RECORDS FOR THIS EXERCISE -
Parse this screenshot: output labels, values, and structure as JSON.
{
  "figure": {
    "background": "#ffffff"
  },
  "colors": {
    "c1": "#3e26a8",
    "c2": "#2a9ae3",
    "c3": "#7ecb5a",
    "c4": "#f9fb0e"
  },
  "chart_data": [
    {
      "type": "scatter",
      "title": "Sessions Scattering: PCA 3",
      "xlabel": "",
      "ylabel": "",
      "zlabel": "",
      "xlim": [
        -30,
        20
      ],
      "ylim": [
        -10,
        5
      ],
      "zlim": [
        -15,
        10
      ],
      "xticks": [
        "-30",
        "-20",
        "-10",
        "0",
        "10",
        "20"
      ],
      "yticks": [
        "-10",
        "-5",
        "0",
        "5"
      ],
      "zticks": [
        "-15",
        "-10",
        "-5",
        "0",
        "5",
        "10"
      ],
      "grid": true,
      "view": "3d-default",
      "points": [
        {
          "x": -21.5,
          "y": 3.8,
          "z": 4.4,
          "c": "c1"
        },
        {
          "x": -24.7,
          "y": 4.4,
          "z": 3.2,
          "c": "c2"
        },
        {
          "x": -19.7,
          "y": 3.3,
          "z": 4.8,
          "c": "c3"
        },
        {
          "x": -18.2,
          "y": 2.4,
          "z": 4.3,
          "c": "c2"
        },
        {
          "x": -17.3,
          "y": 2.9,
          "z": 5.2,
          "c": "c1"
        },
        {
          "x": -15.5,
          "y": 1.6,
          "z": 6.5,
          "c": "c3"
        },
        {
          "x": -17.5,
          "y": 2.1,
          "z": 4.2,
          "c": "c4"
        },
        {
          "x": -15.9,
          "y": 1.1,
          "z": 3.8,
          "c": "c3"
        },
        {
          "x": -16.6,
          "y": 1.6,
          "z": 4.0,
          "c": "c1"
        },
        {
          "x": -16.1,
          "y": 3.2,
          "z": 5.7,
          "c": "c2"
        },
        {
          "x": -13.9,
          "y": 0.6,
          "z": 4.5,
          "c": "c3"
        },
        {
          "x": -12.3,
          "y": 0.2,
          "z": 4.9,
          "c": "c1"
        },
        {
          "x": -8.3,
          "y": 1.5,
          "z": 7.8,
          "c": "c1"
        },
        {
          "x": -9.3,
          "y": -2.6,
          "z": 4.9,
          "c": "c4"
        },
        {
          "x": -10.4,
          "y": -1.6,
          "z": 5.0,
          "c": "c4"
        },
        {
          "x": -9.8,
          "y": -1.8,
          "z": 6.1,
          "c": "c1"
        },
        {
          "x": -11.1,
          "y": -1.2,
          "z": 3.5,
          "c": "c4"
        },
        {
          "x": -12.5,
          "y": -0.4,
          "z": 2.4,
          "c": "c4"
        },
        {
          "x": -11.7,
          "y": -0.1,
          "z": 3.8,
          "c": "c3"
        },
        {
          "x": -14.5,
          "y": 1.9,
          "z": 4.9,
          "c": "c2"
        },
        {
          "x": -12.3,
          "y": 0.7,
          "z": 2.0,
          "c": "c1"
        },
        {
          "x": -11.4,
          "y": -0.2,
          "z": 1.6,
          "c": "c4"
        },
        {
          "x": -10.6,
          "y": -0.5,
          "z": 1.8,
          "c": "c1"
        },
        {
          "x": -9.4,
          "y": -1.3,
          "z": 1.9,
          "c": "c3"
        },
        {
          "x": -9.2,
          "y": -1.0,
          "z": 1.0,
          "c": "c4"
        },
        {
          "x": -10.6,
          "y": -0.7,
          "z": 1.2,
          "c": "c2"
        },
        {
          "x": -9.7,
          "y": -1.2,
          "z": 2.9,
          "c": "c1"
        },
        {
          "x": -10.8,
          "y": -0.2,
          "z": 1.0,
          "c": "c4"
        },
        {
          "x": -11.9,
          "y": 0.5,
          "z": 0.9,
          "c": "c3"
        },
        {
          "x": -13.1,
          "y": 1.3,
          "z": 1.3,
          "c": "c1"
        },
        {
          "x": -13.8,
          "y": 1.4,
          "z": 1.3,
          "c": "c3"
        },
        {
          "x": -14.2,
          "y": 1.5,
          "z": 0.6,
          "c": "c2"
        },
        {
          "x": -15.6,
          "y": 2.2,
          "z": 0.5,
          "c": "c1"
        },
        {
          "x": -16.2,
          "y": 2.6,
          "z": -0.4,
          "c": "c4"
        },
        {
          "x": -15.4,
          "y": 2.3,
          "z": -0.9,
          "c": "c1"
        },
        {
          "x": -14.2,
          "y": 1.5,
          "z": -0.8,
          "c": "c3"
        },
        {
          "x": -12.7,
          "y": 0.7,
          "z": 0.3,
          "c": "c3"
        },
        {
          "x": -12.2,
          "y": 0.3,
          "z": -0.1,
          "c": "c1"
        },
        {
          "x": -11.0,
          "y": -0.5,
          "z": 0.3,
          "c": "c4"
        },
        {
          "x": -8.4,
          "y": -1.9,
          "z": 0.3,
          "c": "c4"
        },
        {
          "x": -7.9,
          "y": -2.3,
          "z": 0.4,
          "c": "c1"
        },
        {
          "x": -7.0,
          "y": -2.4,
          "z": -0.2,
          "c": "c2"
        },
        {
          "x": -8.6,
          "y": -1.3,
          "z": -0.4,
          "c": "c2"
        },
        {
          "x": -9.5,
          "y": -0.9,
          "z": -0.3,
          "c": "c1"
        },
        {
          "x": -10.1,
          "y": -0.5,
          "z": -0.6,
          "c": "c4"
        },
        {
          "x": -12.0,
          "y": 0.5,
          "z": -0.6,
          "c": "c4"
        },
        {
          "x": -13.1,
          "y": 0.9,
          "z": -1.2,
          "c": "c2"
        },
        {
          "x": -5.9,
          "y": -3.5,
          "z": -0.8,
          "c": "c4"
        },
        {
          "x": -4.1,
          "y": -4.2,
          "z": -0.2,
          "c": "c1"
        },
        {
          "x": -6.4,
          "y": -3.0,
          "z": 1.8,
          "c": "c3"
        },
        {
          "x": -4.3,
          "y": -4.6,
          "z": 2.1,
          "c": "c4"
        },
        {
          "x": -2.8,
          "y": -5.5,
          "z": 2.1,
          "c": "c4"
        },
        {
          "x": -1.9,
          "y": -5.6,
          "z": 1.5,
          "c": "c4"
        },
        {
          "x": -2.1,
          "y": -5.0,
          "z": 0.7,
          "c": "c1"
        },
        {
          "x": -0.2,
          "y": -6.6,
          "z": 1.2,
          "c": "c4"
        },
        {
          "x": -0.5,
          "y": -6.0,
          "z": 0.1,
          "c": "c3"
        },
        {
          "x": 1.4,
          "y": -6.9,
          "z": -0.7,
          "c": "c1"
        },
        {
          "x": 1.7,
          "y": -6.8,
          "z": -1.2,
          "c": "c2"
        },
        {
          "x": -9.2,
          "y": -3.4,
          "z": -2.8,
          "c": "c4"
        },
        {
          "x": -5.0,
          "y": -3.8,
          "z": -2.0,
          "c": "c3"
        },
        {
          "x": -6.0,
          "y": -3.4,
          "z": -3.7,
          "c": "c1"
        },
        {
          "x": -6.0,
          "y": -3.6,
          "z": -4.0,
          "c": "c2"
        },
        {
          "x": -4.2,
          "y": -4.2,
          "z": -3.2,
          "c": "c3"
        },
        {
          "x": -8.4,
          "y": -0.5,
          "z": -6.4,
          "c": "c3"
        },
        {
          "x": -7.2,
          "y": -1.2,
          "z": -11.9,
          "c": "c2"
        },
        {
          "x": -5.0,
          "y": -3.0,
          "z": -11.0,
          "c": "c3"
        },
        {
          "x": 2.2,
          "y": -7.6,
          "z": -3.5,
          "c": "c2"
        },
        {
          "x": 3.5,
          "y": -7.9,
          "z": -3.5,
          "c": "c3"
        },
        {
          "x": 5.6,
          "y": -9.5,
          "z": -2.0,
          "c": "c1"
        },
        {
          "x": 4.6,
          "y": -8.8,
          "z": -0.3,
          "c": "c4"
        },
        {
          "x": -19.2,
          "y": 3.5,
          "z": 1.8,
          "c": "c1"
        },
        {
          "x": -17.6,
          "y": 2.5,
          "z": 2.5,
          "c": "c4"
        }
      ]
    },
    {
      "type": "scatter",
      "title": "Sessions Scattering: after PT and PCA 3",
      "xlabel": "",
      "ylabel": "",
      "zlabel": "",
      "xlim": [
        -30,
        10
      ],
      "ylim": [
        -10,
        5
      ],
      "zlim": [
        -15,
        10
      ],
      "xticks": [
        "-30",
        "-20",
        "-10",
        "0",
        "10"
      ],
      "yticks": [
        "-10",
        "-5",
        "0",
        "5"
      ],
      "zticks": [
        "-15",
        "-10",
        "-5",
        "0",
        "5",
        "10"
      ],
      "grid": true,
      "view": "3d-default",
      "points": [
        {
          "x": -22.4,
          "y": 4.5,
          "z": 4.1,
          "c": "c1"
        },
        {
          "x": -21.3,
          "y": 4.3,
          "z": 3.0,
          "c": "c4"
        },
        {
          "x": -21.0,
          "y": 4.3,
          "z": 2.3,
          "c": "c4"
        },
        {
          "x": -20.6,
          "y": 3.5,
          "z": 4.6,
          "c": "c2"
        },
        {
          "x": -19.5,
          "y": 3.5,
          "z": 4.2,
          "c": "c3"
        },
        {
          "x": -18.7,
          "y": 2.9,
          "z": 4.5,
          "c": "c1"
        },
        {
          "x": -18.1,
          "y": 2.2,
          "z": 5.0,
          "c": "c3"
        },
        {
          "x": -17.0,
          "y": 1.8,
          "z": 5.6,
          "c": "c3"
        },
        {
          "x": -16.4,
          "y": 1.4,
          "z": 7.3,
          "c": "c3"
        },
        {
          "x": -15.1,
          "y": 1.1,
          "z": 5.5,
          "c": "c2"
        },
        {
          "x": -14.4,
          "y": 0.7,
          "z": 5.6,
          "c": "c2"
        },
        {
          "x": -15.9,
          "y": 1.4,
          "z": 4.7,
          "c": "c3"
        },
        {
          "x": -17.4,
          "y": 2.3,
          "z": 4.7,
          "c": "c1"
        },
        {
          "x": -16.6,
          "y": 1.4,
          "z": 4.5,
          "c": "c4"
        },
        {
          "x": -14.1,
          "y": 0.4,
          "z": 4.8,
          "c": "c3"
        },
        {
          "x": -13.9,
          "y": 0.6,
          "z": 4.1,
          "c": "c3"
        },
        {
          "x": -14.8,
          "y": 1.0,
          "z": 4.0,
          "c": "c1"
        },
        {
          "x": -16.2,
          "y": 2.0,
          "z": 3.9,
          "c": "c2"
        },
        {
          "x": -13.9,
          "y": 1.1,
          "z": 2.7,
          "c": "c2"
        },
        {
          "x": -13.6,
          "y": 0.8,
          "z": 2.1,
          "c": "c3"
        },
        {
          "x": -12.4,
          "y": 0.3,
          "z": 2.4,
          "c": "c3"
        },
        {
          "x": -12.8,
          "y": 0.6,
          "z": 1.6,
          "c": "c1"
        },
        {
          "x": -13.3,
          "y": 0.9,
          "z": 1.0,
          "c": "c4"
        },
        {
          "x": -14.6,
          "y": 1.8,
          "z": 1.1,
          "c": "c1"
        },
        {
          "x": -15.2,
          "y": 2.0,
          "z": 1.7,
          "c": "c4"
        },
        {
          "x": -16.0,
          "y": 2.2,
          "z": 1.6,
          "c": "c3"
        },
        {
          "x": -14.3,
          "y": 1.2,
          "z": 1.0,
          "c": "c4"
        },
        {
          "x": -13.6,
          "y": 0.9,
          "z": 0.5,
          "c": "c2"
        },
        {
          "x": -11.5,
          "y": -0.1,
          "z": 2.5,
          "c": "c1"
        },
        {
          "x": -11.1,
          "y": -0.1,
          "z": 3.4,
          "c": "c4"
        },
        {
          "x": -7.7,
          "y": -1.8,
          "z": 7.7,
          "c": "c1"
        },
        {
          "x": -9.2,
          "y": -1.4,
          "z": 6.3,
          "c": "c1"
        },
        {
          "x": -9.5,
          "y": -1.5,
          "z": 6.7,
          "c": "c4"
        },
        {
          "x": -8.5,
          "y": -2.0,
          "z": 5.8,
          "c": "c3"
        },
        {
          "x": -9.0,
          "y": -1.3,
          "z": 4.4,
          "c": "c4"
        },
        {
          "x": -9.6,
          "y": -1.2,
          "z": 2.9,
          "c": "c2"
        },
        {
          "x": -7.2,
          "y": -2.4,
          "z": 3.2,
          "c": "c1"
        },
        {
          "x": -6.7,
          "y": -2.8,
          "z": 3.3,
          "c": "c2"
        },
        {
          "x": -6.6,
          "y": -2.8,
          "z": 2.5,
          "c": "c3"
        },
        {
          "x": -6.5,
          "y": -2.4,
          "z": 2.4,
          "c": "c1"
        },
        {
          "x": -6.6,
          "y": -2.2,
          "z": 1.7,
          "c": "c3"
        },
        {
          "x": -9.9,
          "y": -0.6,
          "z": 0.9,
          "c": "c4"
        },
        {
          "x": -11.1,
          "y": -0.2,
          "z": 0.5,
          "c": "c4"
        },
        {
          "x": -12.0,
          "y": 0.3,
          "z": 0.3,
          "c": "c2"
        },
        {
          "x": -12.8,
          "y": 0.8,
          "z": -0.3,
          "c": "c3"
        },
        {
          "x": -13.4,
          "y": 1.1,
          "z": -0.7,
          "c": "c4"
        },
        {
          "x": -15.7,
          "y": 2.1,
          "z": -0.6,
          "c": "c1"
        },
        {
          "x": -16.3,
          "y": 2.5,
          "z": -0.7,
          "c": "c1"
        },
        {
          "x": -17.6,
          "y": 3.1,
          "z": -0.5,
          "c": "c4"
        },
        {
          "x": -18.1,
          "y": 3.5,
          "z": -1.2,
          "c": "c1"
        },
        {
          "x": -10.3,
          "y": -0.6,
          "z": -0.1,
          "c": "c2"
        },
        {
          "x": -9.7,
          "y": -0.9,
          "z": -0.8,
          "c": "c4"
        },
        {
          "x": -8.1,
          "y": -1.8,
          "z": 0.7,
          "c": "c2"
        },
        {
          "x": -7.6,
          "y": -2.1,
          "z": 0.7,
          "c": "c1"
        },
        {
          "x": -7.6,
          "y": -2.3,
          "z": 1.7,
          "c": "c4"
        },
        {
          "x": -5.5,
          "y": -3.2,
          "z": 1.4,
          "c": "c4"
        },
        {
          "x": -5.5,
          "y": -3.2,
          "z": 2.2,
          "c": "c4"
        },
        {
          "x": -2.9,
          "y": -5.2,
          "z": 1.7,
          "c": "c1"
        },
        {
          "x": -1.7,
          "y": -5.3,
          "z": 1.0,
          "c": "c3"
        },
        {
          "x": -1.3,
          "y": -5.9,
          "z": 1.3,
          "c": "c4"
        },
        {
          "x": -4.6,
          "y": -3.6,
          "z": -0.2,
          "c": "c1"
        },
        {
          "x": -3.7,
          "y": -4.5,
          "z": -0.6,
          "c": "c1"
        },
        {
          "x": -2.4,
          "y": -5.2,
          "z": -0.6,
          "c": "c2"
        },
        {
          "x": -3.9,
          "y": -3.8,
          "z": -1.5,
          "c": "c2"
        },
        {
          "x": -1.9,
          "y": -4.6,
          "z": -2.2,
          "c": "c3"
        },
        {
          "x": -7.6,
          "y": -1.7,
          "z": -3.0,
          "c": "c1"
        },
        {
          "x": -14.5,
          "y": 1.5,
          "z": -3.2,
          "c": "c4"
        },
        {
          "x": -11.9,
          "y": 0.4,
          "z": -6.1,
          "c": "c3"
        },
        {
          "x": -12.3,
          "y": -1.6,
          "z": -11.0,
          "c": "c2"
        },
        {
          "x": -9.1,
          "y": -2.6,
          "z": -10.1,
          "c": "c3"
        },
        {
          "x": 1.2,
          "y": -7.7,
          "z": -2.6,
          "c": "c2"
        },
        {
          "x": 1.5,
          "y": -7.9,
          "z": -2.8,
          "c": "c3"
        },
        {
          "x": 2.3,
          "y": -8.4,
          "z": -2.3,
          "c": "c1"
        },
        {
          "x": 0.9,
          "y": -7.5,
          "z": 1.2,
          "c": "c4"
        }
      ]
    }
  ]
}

GOAL OF THE EXERCISE - Tally up the lines holding the word "title" in the data above, and answer with that figure only.

RESULT BELOW - 2